======== Data entries ========
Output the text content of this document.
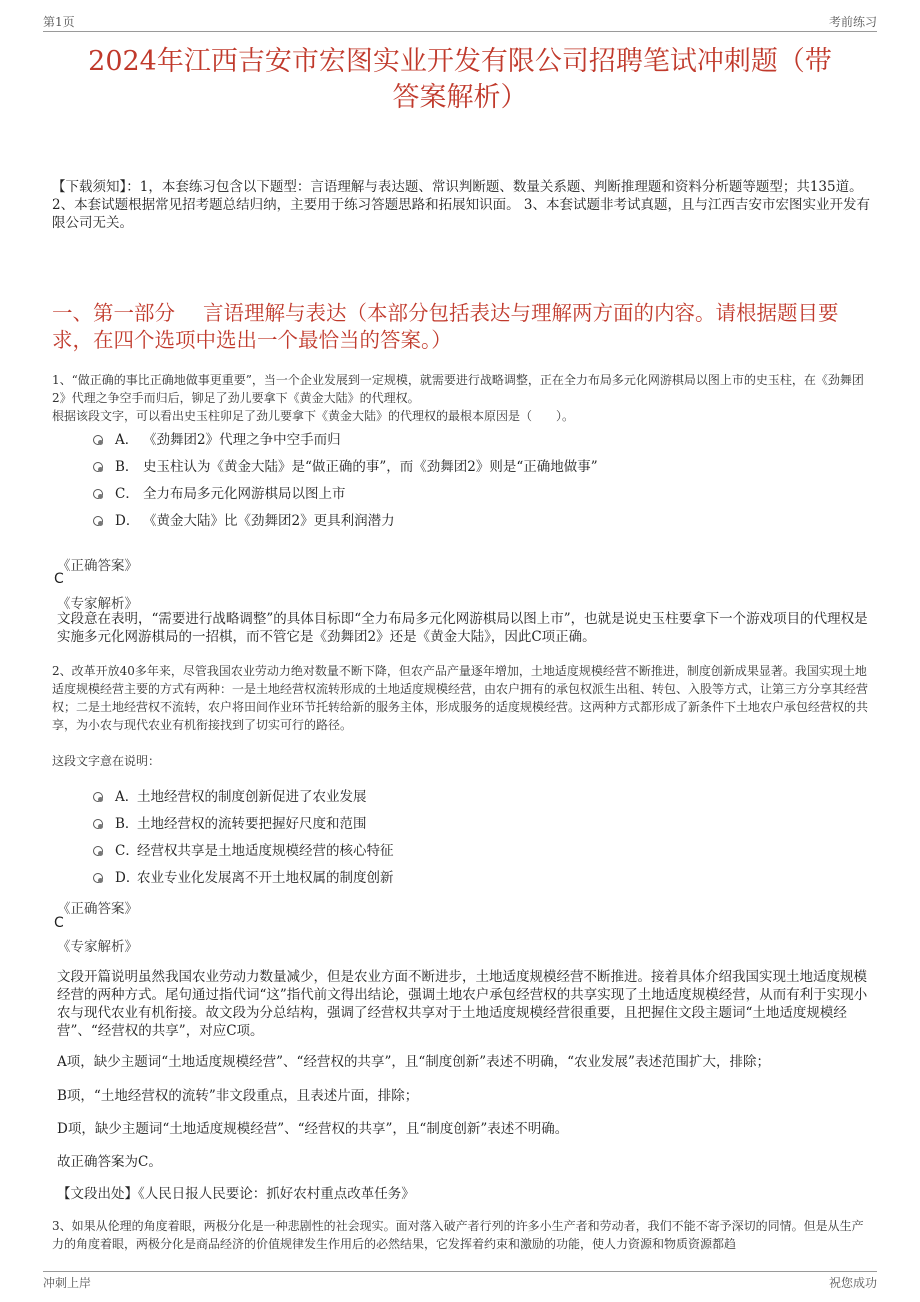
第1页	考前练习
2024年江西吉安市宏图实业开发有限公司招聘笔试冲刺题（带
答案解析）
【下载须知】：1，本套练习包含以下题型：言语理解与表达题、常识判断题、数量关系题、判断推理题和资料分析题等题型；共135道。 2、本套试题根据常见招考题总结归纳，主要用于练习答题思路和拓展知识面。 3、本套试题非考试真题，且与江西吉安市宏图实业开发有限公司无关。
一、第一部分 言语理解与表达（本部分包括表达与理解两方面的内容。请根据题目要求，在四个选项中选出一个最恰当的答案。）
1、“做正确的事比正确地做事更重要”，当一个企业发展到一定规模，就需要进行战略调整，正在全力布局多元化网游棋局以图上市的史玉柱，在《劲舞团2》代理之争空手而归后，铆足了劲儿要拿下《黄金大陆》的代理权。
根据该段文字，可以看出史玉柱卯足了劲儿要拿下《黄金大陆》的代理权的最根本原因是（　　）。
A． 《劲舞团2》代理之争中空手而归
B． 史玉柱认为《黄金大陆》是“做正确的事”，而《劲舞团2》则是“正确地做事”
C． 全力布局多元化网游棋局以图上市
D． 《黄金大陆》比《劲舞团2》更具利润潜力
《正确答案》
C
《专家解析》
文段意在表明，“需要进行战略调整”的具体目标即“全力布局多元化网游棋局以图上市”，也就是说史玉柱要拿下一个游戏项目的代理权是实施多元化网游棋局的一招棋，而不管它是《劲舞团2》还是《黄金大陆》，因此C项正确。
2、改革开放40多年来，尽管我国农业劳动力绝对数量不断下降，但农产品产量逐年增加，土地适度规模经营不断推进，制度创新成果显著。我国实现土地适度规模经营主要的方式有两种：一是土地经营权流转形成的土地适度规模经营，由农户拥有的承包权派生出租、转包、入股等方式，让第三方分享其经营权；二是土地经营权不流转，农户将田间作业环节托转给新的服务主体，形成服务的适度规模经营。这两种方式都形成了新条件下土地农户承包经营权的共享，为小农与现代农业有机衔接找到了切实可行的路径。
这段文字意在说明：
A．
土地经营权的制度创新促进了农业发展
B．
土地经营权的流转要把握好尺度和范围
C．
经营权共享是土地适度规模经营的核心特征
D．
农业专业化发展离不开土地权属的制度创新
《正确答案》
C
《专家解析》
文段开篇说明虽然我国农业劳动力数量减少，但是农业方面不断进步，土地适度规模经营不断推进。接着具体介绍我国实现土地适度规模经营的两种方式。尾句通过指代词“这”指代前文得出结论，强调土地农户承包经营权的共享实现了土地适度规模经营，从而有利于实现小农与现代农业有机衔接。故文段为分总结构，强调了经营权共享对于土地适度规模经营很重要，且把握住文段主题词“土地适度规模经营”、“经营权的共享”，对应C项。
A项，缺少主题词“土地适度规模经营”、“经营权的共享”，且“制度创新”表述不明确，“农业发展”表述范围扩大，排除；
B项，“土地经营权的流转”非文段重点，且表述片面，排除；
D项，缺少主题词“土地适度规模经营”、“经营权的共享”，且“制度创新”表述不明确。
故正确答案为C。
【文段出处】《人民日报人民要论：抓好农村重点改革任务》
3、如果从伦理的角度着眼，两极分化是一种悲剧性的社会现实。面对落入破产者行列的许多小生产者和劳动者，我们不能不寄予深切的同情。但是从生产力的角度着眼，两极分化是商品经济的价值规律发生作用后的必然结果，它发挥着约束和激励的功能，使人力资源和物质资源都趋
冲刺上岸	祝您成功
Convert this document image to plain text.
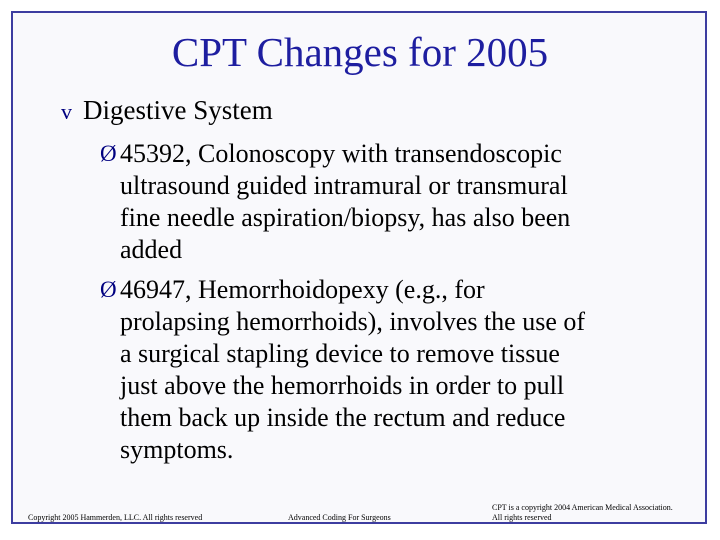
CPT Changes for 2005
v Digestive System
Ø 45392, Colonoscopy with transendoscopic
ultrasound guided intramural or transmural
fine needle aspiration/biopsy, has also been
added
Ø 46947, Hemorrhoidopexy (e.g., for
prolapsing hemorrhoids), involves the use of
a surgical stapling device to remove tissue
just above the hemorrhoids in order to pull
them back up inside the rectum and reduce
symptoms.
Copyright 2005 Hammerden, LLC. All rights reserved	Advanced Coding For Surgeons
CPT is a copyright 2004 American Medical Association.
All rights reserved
========
======== Data entries ========
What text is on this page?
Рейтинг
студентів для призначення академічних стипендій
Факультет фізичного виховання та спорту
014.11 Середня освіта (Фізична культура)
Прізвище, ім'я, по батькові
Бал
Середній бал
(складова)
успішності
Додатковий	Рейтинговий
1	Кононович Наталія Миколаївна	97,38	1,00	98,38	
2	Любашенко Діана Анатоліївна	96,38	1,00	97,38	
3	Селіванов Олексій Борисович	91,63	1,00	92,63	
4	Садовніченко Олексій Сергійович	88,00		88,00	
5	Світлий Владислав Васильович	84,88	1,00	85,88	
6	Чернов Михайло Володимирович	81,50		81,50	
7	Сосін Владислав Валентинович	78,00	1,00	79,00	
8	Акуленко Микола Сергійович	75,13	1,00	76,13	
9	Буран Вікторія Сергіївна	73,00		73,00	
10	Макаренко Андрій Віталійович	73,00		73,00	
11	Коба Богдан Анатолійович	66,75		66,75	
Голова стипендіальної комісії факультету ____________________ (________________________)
========
======== Data entries ========
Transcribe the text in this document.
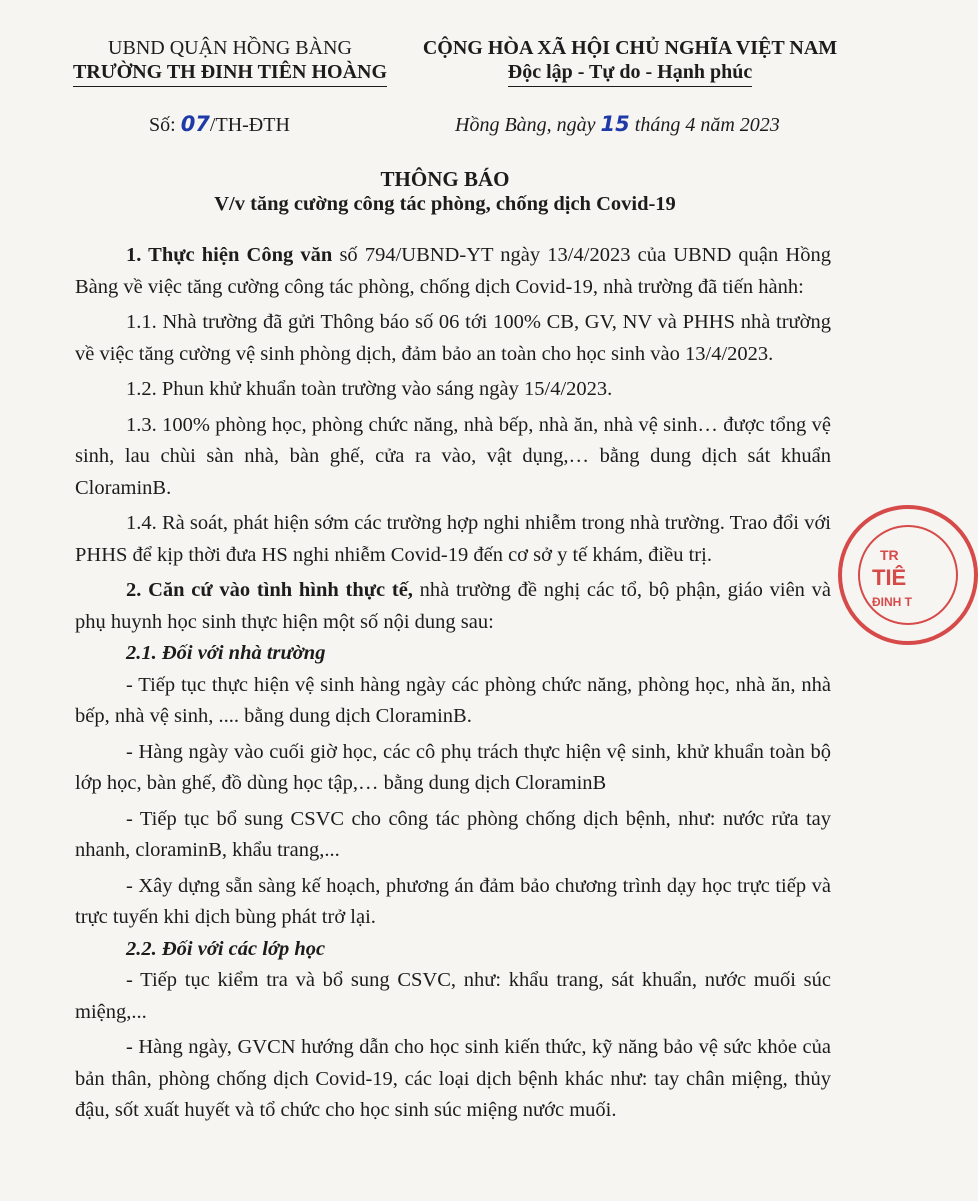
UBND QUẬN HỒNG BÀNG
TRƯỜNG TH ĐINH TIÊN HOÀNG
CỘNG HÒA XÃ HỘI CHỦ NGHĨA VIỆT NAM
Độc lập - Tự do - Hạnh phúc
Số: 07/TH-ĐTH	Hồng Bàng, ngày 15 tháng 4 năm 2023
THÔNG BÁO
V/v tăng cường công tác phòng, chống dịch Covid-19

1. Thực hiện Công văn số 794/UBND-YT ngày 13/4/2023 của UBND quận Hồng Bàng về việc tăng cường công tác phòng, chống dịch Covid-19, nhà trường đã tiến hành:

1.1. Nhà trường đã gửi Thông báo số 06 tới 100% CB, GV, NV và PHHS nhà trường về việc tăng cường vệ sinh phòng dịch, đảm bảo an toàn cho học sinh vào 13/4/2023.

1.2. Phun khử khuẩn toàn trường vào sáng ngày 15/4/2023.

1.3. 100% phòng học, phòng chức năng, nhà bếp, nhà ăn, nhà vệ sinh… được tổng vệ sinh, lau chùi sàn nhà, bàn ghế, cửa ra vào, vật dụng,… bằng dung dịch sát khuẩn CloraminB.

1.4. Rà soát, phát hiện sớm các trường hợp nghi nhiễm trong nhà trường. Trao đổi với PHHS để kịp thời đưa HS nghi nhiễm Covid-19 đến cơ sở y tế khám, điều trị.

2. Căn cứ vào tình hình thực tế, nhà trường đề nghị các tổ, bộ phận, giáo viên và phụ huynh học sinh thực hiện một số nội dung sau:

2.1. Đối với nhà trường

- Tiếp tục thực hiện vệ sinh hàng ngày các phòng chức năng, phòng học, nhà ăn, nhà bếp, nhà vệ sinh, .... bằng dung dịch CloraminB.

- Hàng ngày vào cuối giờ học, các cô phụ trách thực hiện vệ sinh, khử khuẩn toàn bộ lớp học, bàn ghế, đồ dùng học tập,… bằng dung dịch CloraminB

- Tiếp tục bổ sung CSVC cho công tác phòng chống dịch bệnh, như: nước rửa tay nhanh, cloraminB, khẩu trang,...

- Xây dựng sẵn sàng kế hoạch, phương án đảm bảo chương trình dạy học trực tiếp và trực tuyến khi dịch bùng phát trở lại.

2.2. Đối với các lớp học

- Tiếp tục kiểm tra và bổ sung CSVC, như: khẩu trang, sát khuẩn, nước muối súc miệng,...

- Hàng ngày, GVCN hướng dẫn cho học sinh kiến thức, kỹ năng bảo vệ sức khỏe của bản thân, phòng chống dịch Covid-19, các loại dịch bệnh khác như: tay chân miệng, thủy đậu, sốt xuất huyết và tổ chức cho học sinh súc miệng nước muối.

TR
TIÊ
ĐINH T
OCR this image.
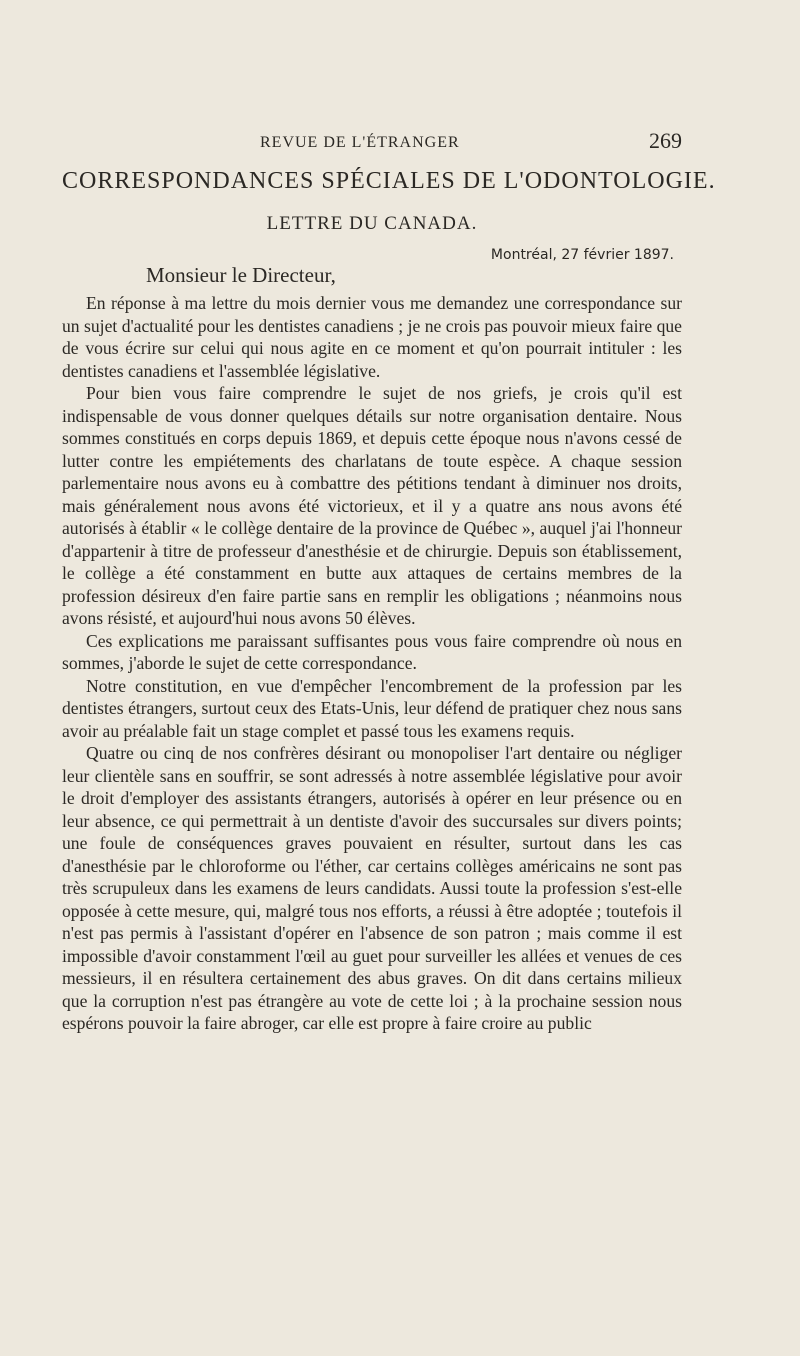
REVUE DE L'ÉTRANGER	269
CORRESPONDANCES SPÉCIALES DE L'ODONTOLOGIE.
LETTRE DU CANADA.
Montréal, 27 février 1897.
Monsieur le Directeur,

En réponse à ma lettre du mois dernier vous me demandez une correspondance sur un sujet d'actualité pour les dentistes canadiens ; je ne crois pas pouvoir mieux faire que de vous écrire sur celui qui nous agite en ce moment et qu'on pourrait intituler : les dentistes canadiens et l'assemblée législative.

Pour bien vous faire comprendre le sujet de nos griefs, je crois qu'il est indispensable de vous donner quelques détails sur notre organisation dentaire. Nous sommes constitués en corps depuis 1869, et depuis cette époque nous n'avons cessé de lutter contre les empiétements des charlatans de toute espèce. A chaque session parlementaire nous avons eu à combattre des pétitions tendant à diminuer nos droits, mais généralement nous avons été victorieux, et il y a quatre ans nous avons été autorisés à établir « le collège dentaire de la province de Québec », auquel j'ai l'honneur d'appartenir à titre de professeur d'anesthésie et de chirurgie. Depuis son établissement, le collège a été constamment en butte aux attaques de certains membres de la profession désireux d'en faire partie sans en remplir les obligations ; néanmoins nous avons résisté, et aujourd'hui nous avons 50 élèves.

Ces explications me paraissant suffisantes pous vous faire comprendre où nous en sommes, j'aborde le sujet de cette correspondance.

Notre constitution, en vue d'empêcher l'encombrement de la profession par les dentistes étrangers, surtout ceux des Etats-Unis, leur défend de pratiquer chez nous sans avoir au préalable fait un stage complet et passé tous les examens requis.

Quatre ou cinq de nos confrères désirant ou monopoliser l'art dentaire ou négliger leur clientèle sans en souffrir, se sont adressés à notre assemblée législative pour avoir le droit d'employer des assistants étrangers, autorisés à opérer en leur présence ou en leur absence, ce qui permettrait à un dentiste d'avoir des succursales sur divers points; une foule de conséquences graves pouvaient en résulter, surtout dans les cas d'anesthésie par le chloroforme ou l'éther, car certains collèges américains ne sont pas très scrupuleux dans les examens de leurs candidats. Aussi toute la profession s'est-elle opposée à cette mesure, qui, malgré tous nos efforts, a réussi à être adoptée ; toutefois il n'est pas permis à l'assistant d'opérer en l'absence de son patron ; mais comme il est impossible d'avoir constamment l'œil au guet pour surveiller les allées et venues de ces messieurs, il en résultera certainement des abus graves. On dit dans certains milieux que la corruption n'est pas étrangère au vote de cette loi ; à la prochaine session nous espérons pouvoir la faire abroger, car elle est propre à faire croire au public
========
Short task
Show the lines of the material that contain the word "nước".

Solution below
- Tiếp tục bổ sung CSVC cho công tác phòng chống dịch bệnh, như: nước rửa tay nhanh, cloraminB, khẩu trang,...
- Tiếp tục kiểm tra và bổ sung CSVC, như: khẩu trang, sát khuẩn, nước muối súc miệng,...
- Hàng ngày, GVCN hướng dẫn cho học sinh kiến thức, kỹ năng bảo vệ sức khỏe của bản thân, phòng chống dịch Covid-19, các loại dịch bệnh khác như: tay chân miệng, thủy đậu, sốt xuất huyết và tổ chức cho học sinh súc miệng nước muối.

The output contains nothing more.